It is an amazing piece of work, isn't it!


----------



## guillaume10251 (May 27, 2009)

Hi Geewiz,

Your work on your simpit is amazing. I really love the B-17, it started when i saw the "memphis belle" movie when i was a kid.
My dream is to build a simpit like your. I wonder, how did you manage with the three screens to have the sides on the left and right screens ? Did you use one or more computers ? Thanks for your informations!!!


----------



## 50sqnwop/ag (Jul 25, 2010)

love both the b17 set ups, I use to live not 15miles from Deenethorpe, the peri tracks a bit bumpy in a jeep nowadays....


----------



## robwkamm (Jul 26, 2010)

after reading the first few threads i was not expecting that! wow. well done. i want to play!


----------



## Geedee (Jul 26, 2010)

50sqnwop/ag said:


> love both the b17 set ups, I use to live not 15miles from Deenethorpe, the peri tracks a bit bumpy in a jeep nowadays....



Hi Mat and welcome aboard. You should do a thread on your project !

As for the '17 sim's, one word...wow !. Great to see that there are guys out there with the interest. Lets have some more updates ?!


----------



## mandoman (Jul 31, 2010)

Doesn't look like you needed TOO much help to pull it off. Looks great.


----------



## 50sqnwop/ag (Aug 8, 2010)

bah my cover has been blown!!


----------



## russsross (Feb 27, 2014)

Dear Sir,

Did you ever build the throttle quadrant mentioned in your post? I have a panel and want a throttle quadrant for my display.

Thanks,
Russ


----------

== WHAT IS BEING ASKED ==
Copy the stretch from "My dream is" through "for your informations!!!" in the B-17 simpit thread, substituting "four screens" for "three screens".

[Element position data]
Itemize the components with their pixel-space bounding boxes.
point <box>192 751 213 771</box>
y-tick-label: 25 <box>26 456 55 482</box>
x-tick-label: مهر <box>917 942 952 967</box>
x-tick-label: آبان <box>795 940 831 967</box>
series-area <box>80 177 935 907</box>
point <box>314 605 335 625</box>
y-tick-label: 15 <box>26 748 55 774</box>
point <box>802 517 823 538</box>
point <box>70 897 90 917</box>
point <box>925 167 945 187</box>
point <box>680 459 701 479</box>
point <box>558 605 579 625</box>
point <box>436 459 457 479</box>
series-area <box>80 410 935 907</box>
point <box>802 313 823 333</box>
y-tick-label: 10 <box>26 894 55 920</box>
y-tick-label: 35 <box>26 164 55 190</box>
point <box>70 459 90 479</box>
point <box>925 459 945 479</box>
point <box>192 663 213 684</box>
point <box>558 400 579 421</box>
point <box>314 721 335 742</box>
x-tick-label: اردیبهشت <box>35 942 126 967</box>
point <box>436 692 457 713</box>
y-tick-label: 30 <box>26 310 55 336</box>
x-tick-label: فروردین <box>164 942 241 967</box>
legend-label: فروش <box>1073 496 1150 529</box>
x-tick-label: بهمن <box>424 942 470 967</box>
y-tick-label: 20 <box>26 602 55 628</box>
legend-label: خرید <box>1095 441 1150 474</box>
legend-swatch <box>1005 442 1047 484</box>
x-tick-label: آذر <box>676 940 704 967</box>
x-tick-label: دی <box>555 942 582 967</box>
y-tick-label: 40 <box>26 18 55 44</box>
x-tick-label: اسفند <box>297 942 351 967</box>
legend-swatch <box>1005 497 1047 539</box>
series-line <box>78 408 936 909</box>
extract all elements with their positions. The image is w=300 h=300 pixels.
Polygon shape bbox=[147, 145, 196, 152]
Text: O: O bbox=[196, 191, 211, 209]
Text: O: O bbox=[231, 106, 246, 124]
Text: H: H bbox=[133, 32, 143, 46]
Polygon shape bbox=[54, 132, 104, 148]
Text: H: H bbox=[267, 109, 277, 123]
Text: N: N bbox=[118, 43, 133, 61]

== SOLUTION TO THIS PROBLEM ==
My dream is to build a simpit like your. I wonder, how did you manage with the four screens to have the sides on the left and right screens ? Did you use one or more computers ? Thanks for your informations!!!